▶ _EXERCISE REQUIREMENTS_
Check each line of the listing below for the string "title", and copy the ones that have it.

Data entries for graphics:
┄┄┄┄┄┄
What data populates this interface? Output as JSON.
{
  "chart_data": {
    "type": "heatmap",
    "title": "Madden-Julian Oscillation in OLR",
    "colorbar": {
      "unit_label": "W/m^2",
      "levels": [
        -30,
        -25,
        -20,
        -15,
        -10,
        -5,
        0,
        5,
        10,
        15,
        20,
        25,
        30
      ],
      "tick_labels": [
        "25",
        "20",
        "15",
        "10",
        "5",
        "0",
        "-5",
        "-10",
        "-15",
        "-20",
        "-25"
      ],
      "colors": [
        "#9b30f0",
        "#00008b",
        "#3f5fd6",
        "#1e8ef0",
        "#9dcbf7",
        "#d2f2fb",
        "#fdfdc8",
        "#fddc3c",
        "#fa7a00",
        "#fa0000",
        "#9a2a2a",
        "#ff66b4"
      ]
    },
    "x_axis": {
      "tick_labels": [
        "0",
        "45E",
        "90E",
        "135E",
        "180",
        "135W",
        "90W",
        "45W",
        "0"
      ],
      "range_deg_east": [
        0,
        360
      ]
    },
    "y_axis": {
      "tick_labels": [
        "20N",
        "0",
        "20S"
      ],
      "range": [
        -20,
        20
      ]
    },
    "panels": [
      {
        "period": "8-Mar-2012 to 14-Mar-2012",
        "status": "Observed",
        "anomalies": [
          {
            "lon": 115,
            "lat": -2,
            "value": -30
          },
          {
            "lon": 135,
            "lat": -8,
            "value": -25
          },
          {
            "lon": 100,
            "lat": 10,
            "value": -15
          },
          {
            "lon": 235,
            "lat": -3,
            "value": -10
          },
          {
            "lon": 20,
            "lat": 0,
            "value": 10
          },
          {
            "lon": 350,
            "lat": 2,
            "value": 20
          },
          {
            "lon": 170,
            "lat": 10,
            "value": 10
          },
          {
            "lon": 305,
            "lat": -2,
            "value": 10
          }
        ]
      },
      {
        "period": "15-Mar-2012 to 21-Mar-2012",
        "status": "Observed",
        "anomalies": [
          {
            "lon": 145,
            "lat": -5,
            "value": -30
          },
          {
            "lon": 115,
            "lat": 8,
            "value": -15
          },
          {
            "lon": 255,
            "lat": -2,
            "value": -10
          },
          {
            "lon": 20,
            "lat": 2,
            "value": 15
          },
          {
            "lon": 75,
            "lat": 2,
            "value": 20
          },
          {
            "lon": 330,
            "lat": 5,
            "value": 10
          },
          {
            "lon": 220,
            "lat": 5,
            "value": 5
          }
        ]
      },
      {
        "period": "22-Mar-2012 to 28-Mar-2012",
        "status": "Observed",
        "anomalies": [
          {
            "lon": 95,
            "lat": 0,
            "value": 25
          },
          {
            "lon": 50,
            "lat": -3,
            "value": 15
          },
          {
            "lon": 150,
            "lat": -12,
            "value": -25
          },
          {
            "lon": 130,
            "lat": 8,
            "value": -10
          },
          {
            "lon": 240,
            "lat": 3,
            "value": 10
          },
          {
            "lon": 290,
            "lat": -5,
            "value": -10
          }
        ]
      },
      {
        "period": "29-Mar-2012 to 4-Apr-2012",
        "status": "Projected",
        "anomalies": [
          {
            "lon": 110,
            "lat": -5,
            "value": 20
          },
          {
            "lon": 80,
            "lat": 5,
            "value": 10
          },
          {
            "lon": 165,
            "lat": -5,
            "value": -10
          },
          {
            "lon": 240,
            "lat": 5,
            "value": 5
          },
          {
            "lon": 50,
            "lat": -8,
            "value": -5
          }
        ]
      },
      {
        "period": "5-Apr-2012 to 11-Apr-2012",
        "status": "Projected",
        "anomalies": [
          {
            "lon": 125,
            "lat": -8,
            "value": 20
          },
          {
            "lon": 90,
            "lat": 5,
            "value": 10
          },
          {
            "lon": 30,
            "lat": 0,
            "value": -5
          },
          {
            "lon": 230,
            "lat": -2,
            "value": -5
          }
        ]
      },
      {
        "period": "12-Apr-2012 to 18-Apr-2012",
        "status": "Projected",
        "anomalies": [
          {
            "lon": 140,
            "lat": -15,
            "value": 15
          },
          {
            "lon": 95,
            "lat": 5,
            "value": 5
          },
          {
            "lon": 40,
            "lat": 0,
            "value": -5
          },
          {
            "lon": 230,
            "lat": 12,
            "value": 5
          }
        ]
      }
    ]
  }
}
┄┄┄┄┄┄
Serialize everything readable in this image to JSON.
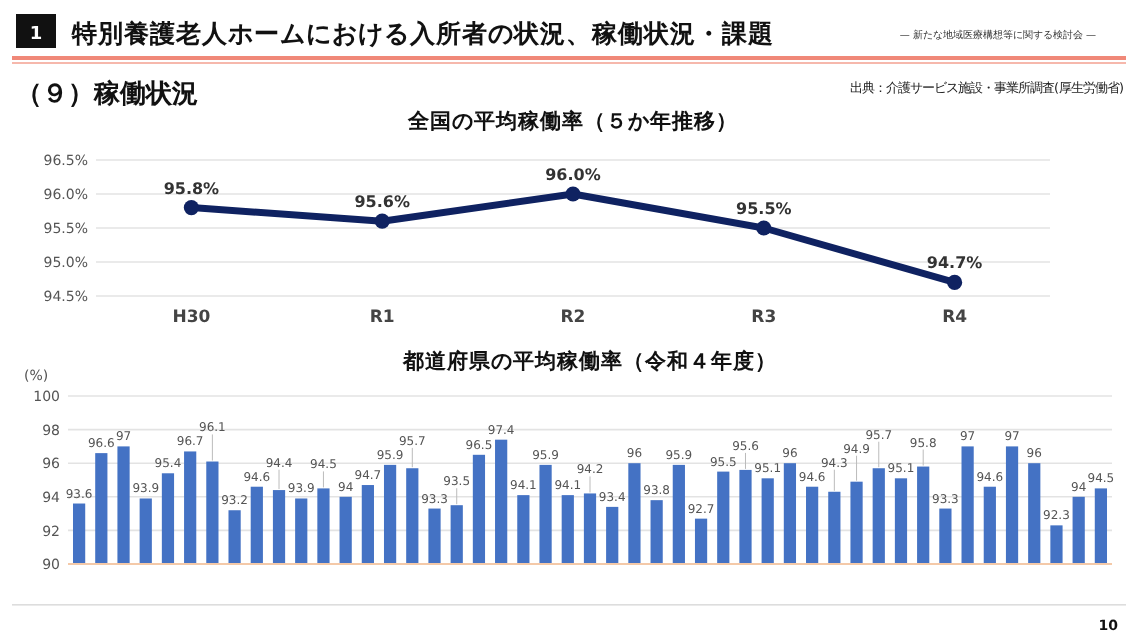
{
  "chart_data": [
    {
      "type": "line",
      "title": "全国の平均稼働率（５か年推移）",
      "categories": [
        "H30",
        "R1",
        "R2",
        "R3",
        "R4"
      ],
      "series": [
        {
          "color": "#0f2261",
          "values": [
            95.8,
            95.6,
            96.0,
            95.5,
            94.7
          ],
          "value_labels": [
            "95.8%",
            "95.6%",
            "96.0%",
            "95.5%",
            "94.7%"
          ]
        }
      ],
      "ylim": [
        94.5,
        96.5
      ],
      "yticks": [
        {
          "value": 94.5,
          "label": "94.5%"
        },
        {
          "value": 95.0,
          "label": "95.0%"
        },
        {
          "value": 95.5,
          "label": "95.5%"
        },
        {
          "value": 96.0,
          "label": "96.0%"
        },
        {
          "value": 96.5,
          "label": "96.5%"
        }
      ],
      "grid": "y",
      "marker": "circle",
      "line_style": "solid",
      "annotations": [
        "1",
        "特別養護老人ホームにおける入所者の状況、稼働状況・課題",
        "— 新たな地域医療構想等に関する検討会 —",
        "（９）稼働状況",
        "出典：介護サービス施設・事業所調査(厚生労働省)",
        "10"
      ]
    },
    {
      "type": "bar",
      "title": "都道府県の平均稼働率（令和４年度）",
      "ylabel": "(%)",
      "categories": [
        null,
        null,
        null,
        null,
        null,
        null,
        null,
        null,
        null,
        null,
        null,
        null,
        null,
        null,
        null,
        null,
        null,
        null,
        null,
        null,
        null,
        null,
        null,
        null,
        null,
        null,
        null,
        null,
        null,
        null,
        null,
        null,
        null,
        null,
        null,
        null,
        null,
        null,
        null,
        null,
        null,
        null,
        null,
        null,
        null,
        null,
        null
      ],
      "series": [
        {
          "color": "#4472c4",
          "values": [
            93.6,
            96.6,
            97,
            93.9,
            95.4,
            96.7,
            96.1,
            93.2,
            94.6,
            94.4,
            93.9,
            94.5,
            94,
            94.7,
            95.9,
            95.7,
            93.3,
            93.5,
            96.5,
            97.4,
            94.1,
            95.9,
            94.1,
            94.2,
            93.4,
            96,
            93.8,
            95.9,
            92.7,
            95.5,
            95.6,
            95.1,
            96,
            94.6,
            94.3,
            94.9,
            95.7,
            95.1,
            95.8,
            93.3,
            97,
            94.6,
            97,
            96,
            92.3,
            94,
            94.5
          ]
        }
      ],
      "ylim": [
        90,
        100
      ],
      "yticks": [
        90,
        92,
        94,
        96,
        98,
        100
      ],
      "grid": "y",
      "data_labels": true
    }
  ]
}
┄┄┄┄┄┄
▶ _TASK SOLUTION_
    "title": "Madden-Julian Oscillation in OLR",
      "title": "全国の平均稼働率（５か年推移）",
      "title": "都道府県の平均稼働率（令和４年度）",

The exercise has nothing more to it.